SHORT EXERCISE:
Can you give all the records again without altering a single character?

DATA ENTRIES:
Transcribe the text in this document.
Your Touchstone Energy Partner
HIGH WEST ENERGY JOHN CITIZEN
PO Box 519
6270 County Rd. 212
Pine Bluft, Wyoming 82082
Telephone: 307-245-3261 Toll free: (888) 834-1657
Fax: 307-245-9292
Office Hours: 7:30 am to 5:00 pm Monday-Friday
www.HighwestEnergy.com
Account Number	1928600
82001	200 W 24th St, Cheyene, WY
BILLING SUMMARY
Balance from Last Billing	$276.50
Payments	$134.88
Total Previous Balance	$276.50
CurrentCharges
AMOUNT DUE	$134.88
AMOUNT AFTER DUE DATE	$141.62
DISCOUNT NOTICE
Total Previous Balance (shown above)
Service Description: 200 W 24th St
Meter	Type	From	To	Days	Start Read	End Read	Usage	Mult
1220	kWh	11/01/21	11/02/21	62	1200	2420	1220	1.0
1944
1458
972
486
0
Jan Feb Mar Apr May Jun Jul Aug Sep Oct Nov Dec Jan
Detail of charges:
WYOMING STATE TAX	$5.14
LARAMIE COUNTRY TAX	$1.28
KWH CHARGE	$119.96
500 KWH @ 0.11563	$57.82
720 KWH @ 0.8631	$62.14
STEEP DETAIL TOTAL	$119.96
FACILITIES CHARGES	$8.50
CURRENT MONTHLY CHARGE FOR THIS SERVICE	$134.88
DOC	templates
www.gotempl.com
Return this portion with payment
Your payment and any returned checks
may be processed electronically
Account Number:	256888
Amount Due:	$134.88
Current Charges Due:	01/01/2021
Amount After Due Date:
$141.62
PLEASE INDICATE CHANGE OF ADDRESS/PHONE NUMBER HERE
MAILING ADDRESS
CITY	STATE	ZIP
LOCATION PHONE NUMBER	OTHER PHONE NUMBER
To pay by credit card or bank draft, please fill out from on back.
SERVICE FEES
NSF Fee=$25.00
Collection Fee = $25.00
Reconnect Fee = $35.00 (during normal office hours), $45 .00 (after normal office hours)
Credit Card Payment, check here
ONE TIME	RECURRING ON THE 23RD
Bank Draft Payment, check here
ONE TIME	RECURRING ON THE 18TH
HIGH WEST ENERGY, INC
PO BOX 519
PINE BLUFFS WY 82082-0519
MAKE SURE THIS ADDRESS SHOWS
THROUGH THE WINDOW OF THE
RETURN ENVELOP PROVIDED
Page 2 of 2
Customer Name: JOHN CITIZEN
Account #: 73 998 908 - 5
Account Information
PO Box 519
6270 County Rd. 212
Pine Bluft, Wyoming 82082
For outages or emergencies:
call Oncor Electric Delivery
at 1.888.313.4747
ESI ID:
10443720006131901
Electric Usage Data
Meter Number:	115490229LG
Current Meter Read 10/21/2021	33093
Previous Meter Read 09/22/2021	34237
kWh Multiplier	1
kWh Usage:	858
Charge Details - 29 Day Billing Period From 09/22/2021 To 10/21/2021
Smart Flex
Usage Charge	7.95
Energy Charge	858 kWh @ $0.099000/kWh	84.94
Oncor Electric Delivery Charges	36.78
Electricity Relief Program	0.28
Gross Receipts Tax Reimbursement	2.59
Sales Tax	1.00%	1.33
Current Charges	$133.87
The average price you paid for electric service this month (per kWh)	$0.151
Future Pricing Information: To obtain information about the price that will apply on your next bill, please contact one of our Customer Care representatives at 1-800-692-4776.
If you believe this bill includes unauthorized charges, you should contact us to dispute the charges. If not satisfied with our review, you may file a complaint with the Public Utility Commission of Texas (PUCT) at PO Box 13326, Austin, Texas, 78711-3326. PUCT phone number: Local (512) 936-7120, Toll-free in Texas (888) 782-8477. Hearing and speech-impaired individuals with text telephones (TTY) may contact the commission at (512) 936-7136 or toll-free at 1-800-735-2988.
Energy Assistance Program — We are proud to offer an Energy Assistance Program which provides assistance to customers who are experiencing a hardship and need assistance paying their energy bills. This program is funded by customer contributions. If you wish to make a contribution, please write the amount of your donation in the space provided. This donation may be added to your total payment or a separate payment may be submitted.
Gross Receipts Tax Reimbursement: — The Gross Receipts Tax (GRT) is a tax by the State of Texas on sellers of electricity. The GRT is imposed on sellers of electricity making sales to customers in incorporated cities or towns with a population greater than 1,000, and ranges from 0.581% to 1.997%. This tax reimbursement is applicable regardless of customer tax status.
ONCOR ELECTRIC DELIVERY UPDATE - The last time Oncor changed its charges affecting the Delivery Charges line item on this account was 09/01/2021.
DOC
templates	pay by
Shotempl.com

WRITTEN ANSWER:
Transcribe the text in this document.
Your Touchstone Energy Partner
HIGH WEST ENERGY JOHN CITIZEN
PO Box 519
6270 County Rd. 212
Pine Bluft, Wyoming 82082
Telephone: 307-245-3261 Toll free: (888) 834-1657
Fax: 307-245-9292
Office Hours: 7:30 am to 5:00 pm Monday-Friday
www.HighwestEnergy.com
Account Number	1928600
82001	200 W 24th St, Cheyene, WY
BILLING SUMMARY
Balance from Last Billing	$276.50
Payments	$134.88
Total Previous Balance	$276.50
CurrentCharges
AMOUNT DUE	$134.88
AMOUNT AFTER DUE DATE	$141.62
DISCOUNT NOTICE
Total Previous Balance (shown above)
Service Description: 200 W 24th St
Meter	Type	From	To	Days	Start Read	End Read	Usage	Mult
1220	kWh	11/01/21	11/02/21	62	1200	2420	1220	1.0
1944
1458
972
486
0
Jan Feb Mar Apr May Jun Jul Aug Sep Oct Nov Dec Jan
Detail of charges:
WYOMING STATE TAX	$5.14
LARAMIE COUNTRY TAX	$1.28
KWH CHARGE	$119.96
500 KWH @ 0.11563	$57.82
720 KWH @ 0.8631	$62.14
STEEP DETAIL TOTAL	$119.96
FACILITIES CHARGES	$8.50
CURRENT MONTHLY CHARGE FOR THIS SERVICE	$134.88
DOC	templates
www.gotempl.com
Return this portion with payment
Your payment and any returned checks
may be processed electronically
Account Number:	256888
Amount Due:	$134.88
Current Charges Due:	01/01/2021
Amount After Due Date:
$141.62
PLEASE INDICATE CHANGE OF ADDRESS/PHONE NUMBER HERE
MAILING ADDRESS
CITY	STATE	ZIP
LOCATION PHONE NUMBER	OTHER PHONE NUMBER
To pay by credit card or bank draft, please fill out from on back.
SERVICE FEES
NSF Fee=$25.00
Collection Fee = $25.00
Reconnect Fee = $35.00 (during normal office hours), $45 .00 (after normal office hours)
Credit Card Payment, check here
ONE TIME	RECURRING ON THE 23RD
Bank Draft Payment, check here
ONE TIME	RECURRING ON THE 18TH
HIGH WEST ENERGY, INC
PO BOX 519
PINE BLUFFS WY 82082-0519
MAKE SURE THIS ADDRESS SHOWS
THROUGH THE WINDOW OF THE
RETURN ENVELOP PROVIDED
Page 2 of 2
Customer Name: JOHN CITIZEN
Account #: 73 998 908 - 5
Account Information
PO Box 519
6270 County Rd. 212
Pine Bluft, Wyoming 82082
For outages or emergencies:
call Oncor Electric Delivery
at 1.888.313.4747
ESI ID:
10443720006131901
Electric Usage Data
Meter Number:	115490229LG
Current Meter Read 10/21/2021	33093
Previous Meter Read 09/22/2021	34237
kWh Multiplier	1
kWh Usage:	858
Charge Details - 29 Day Billing Period From 09/22/2021 To 10/21/2021
Smart Flex
Usage Charge	7.95
Energy Charge	858 kWh @ $0.099000/kWh	84.94
Oncor Electric Delivery Charges	36.78
Electricity Relief Program	0.28
Gross Receipts Tax Reimbursement	2.59
Sales Tax	1.00%	1.33
Current Charges	$133.87
The average price you paid for electric service this month (per kWh)	$0.151
Future Pricing Information: To obtain information about the price that will apply on your next bill, please contact one of our Customer Care representatives at 1-800-692-4776.
If you believe this bill includes unauthorized charges, you should contact us to dispute the charges. If not satisfied with our review, you may file a complaint with the Public Utility Commission of Texas (PUCT) at PO Box 13326, Austin, Texas, 78711-3326. PUCT phone number: Local (512) 936-7120, Toll-free in Texas (888) 782-8477. Hearing and speech-impaired individuals with text telephones (TTY) may contact the commission at (512) 936-7136 or toll-free at 1-800-735-2988.
Energy Assistance Program — We are proud to offer an Energy Assistance Program which provides assistance to customers who are experiencing a hardship and need assistance paying their energy bills. This program is funded by customer contributions. If you wish to make a contribution, please write the amount of your donation in the space provided. This donation may be added to your total payment or a separate payment may be submitted.
Gross Receipts Tax Reimbursement: — The Gross Receipts Tax (GRT) is a tax by the State of Texas on sellers of electricity. The GRT is imposed on sellers of electricity making sales to customers in incorporated cities or towns with a population greater than 1,000, and ranges from 0.581% to 1.997%. This tax reimbursement is applicable regardless of customer tax status.
ONCOR ELECTRIC DELIVERY UPDATE - The last time Oncor changed its charges affecting the Delivery Charges line item on this account was 09/01/2021.
DOC
templates	pay by
Shotempl.com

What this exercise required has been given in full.